EXERCISE TASK —
Copy the rows below word for word, leaving out the pictures.
* START RECORDS FOR PROCESSING *
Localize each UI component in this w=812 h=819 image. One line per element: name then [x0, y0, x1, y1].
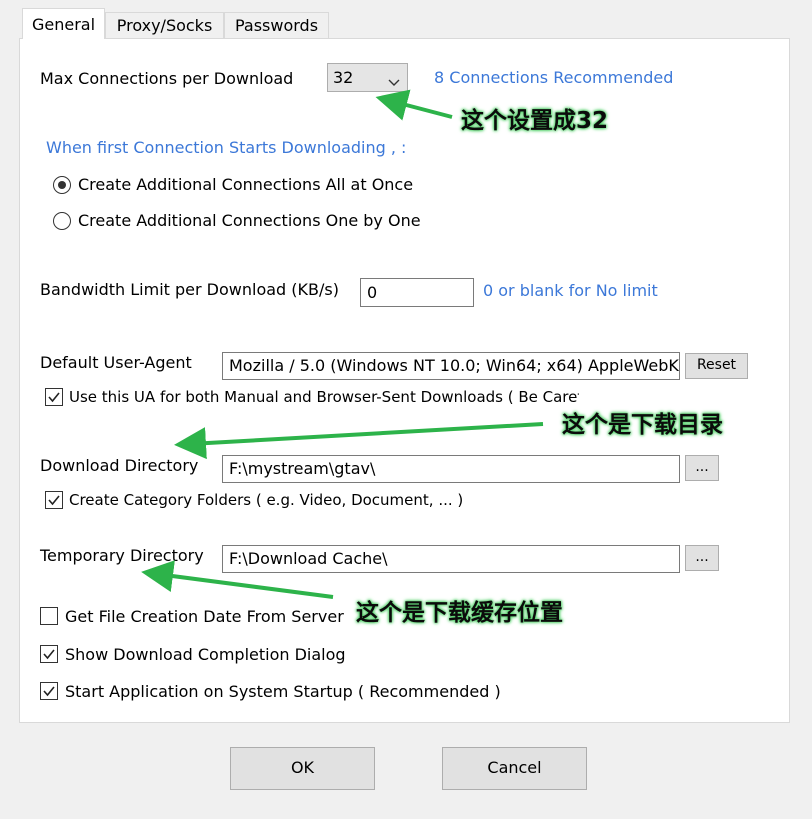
annotation-temp-dir: 这个是下载缓存位置: [356, 600, 563, 626]
ok-button[interactable]: OK: [230, 747, 375, 790]
arrow-download-dir-icon: [174, 422, 544, 460]
annotation-download-dir: 这个是下载目录: [562, 412, 723, 438]
arrow-max-conn-icon: [375, 89, 453, 121]
arrow-temp-dir-icon: [141, 560, 334, 599]
ok-button-label: OK: [290, 758, 315, 777]
tab-general-label: General: [31, 15, 96, 34]
annotation-arrows: [141, 89, 544, 599]
tab-general[interactable]: General: [22, 8, 105, 39]
annotation-max-conn: 这个设置成32: [461, 108, 609, 134]
cancel-button[interactable]: Cancel: [442, 747, 587, 790]
cancel-button-label: Cancel: [487, 758, 542, 777]
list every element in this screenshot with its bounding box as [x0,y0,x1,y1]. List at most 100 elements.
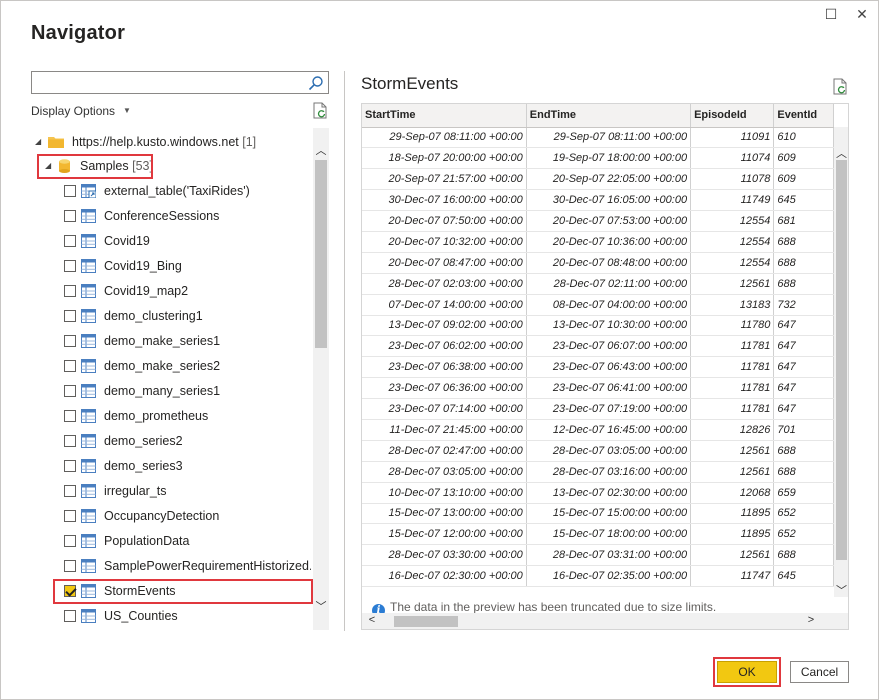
* END RECORDS FOR PROCESSING *
FINISHED TASK —
Localize each UI component in this w=812 h=819 image. One line per element: name then [x0, y0, x1, y1].
annotation-temp-dir: 这个是下载缓存位置: [356, 600, 563, 626]
ok-button[interactable]: OK: [230, 747, 375, 790]
arrow-download-dir-icon: [174, 422, 544, 460]
annotation-download-dir: 这个是下载目录: [562, 412, 723, 438]
arrow-max-conn-icon: [375, 89, 453, 121]
arrow-temp-dir-icon: [141, 560, 334, 599]
ok-button-label: OK: [290, 758, 315, 777]
tab-general-label: General: [31, 15, 96, 34]
annotation-arrows: [141, 89, 544, 599]
tab-general[interactable]: General: [22, 8, 105, 39]
annotation-max-conn: 这个设置成32: [461, 108, 609, 134]
cancel-button[interactable]: Cancel: [442, 747, 587, 790]
cancel-button-label: Cancel: [487, 758, 542, 777]
list every element in this screenshot with its bounding box as [x0,y0,x1,y1]. List at most 100 elements.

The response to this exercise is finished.